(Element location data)
##########

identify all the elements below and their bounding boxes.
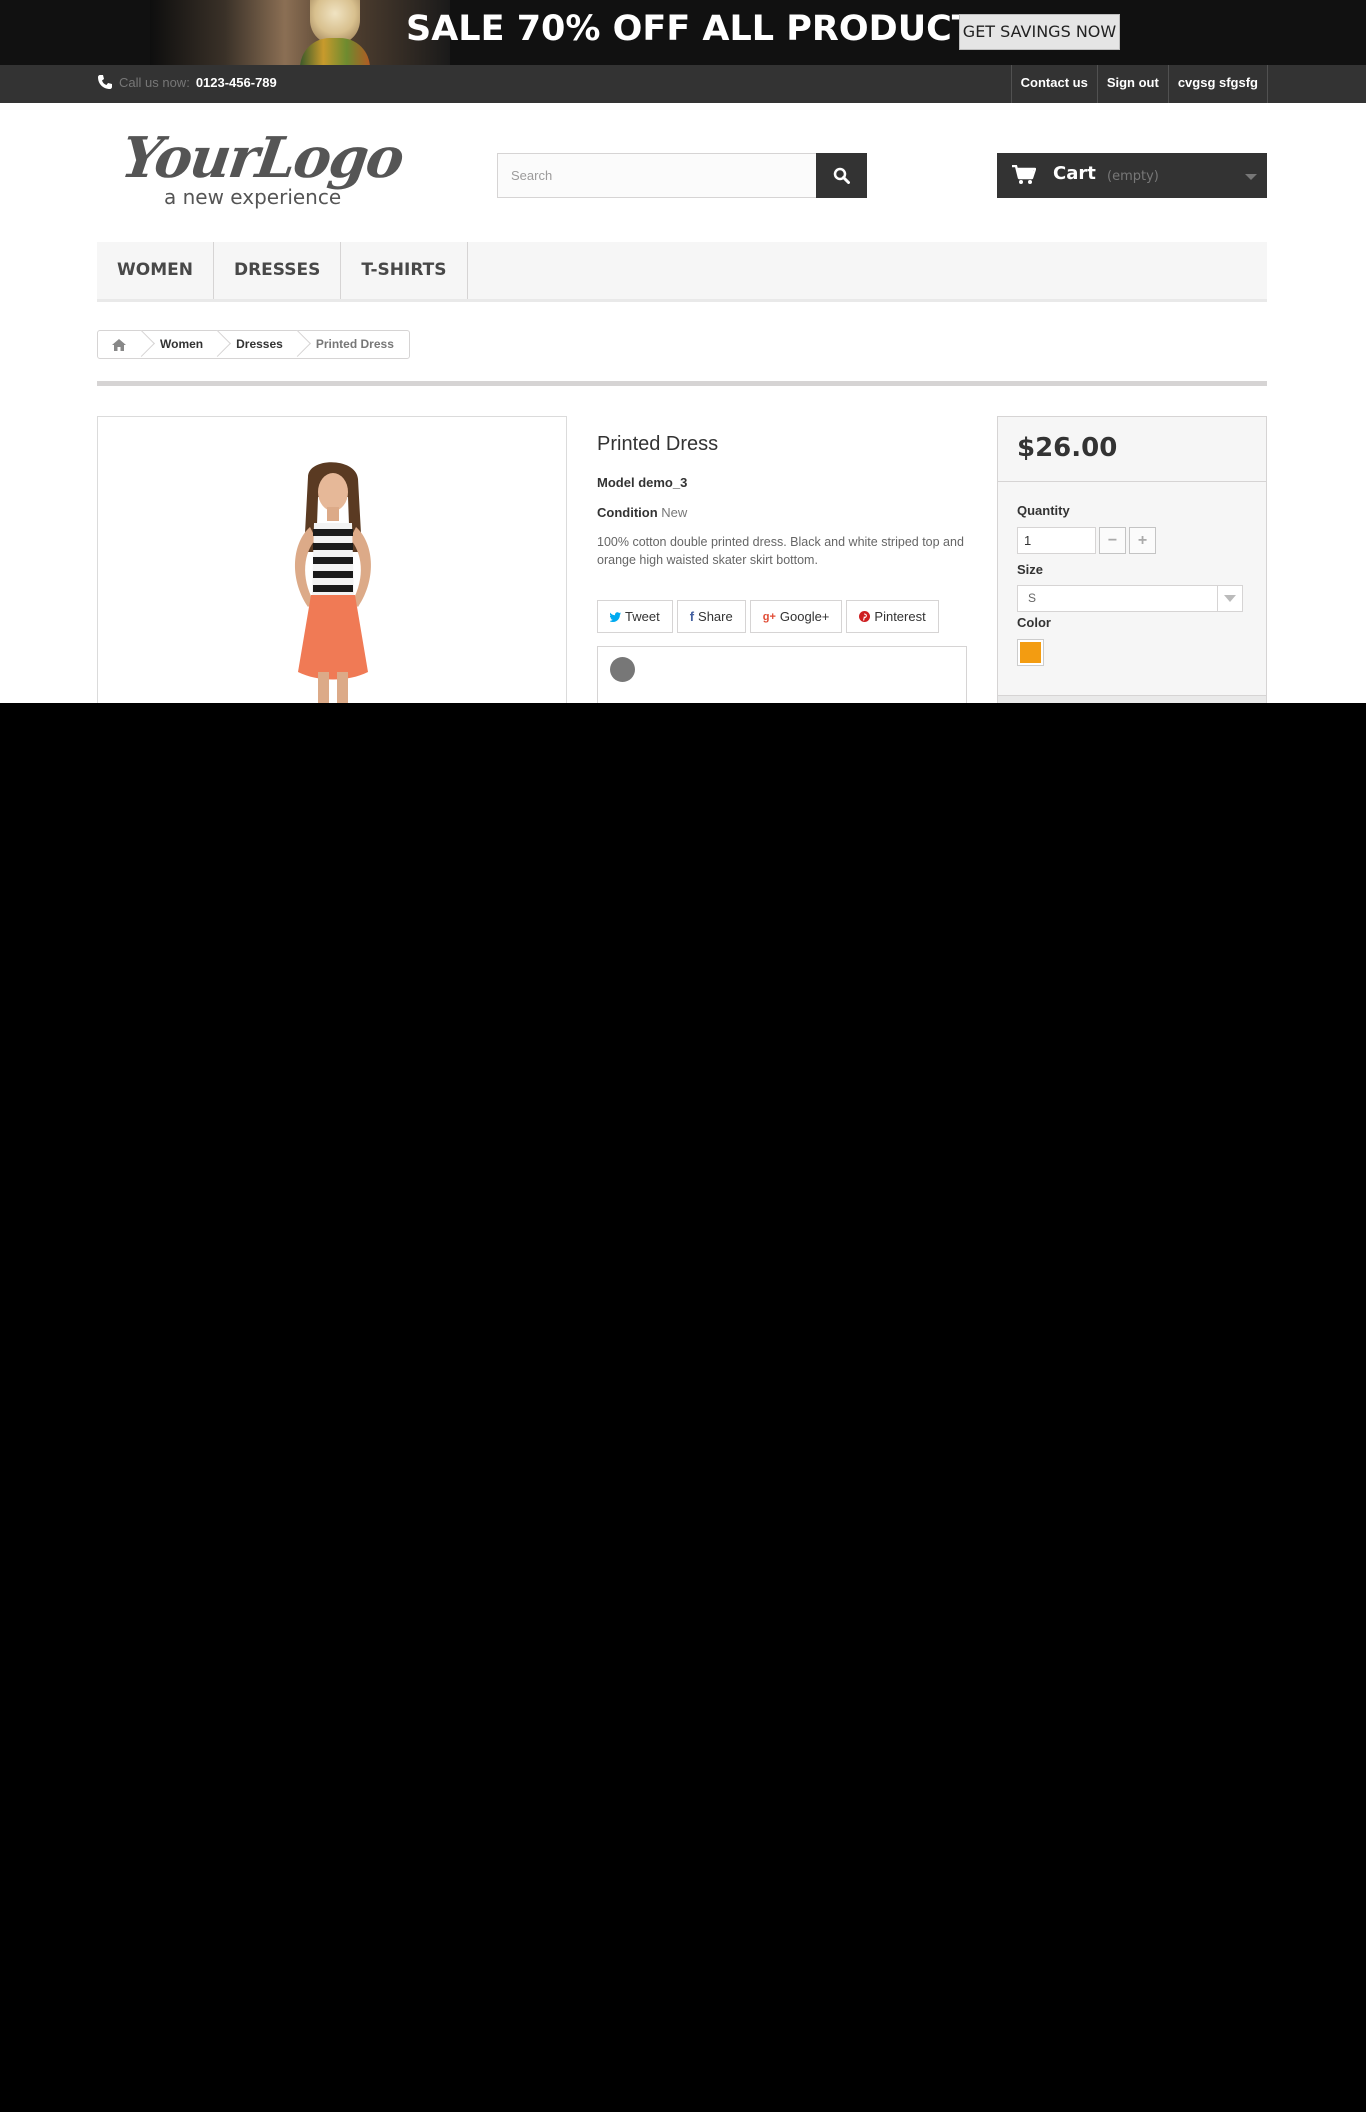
banner-model-dress xyxy=(300,38,370,65)
cart-status: (empty) xyxy=(1107,169,1159,184)
quantity-label: Quantity xyxy=(1017,503,1070,518)
social-share: Tweet f Share g+ Google+ Pinterest xyxy=(597,600,939,633)
share-label: Share xyxy=(698,609,733,624)
phone-icon xyxy=(98,75,112,89)
model-label: Model xyxy=(597,475,635,490)
google-plus-button[interactable]: g+ Google+ xyxy=(749,600,843,633)
menu-item-women[interactable]: WOMEN xyxy=(97,242,214,299)
price-bar: $26.00 xyxy=(998,417,1266,482)
phone-info: Call us now: 0123-456-789 xyxy=(97,74,277,90)
size-label: Size xyxy=(1017,562,1044,577)
condition-value: New xyxy=(661,505,688,520)
product-model: Model demo_3 xyxy=(597,475,687,490)
cart-label: Cart xyxy=(1053,163,1096,184)
sign-out-link[interactable]: Sign out xyxy=(1096,65,1168,103)
section-divider xyxy=(97,381,1267,386)
banner-model-photo xyxy=(150,0,450,65)
tweet-button[interactable]: Tweet xyxy=(597,600,673,633)
color-label: Color xyxy=(1017,615,1051,630)
tweet-label: Tweet xyxy=(625,609,660,624)
logo-tagline: a new experience xyxy=(164,185,342,209)
twitter-icon xyxy=(610,611,621,622)
chevron-down-icon xyxy=(1245,174,1257,180)
product-photo-model xyxy=(295,462,371,703)
breadcrumb-dresses[interactable]: Dresses xyxy=(218,331,298,358)
swatch-fill xyxy=(1020,642,1041,663)
product-title: Printed Dress xyxy=(597,433,719,455)
page-content: YourLogo a new experience Cart (empty) W… xyxy=(0,103,1366,703)
phone-number: 0123-456-789 xyxy=(195,74,277,90)
search-button[interactable] xyxy=(816,153,867,198)
product-price: $26.00 xyxy=(1017,433,1118,463)
cart-icon xyxy=(1012,165,1036,184)
product-condition: Condition New xyxy=(597,505,687,520)
buy-box: $26.00 Quantity 1 − + Size S Color xyxy=(997,416,1267,703)
pinterest-button[interactable]: Pinterest xyxy=(846,600,939,633)
search-icon xyxy=(833,167,850,184)
top-bar: Call us now: 0123-456-789 Contact us Sig… xyxy=(0,65,1366,103)
avatar xyxy=(610,657,635,682)
size-select[interactable]: S xyxy=(1017,585,1243,612)
account-links: Contact us Sign out cvgsg sfgsfg xyxy=(1010,65,1268,103)
get-savings-button[interactable]: GET SAVINGS NOW xyxy=(959,14,1120,50)
store-logo[interactable]: YourLogo a new experience xyxy=(117,125,412,215)
product-image[interactable] xyxy=(97,416,567,703)
main-menu: WOMEN DRESSES T-SHIRTS xyxy=(97,242,1267,302)
google-plus-label: Google+ xyxy=(779,609,830,624)
search-bar xyxy=(497,153,867,198)
phone-label: Call us now: xyxy=(119,74,190,90)
product-info: Printed Dress Model demo_3 Condition New… xyxy=(597,433,967,703)
quantity-input[interactable]: 1 xyxy=(1017,527,1096,554)
facebook-icon: f xyxy=(689,609,695,624)
color-swatch-orange[interactable] xyxy=(1017,639,1044,666)
search-input[interactable] xyxy=(498,154,818,197)
menu-item-tshirts[interactable]: T-SHIRTS xyxy=(341,242,468,299)
pinterest-label: Pinterest xyxy=(874,609,926,624)
model-value: demo_3 xyxy=(638,475,688,490)
size-value: S xyxy=(1028,591,1037,605)
pinterest-icon xyxy=(859,611,871,622)
contact-us-link[interactable]: Contact us xyxy=(1010,65,1097,103)
breadcrumb-home[interactable] xyxy=(98,331,142,358)
account-name-link[interactable]: cvgsg sfgsfg xyxy=(1167,65,1268,103)
cart-button[interactable]: Cart (empty) xyxy=(997,153,1267,198)
breadcrumb-current: Printed Dress xyxy=(315,337,394,351)
comments-box[interactable] xyxy=(597,646,967,703)
quantity-decrease-button[interactable]: − xyxy=(1099,527,1126,554)
share-button[interactable]: f Share xyxy=(676,600,746,633)
quantity-increase-button[interactable]: + xyxy=(1129,527,1156,554)
google-plus-icon: g+ xyxy=(762,610,776,623)
banner-headline: SALE 70% OFF ALL PRODUCTS xyxy=(406,9,1001,49)
chevron-down-icon xyxy=(1217,586,1242,611)
logo-wordmark: YourLogo xyxy=(117,125,407,191)
product-description: 100% cotton double printed dress. Black … xyxy=(597,535,964,567)
promo-banner[interactable]: SALE 70% OFF ALL PRODUCTS GET SAVINGS NO… xyxy=(0,0,1366,65)
menu-item-dresses[interactable]: DRESSES xyxy=(214,242,342,299)
breadcrumb: Women Dresses Printed Dress xyxy=(97,330,410,359)
buy-box-footer xyxy=(998,695,1266,703)
condition-label: Condition xyxy=(597,505,658,520)
home-icon xyxy=(111,338,126,351)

##########

What the exercise asks
Copy the lines above word for word, from the line with "banner-model-dress xyxy=(300,38,370,65)" up to and including the line with "phone-icon xyxy=(98,75,112,89)".

Exercise result
banner-model-dress xyxy=(300,38,370,65)
cart-status: (empty) xyxy=(1107,169,1159,184)
quantity-label: Quantity xyxy=(1017,503,1070,518)
social-share: Tweet f Share g+ Google+ Pinterest xyxy=(597,600,939,633)
share-label: Share xyxy=(698,609,733,624)
phone-icon xyxy=(98,75,112,89)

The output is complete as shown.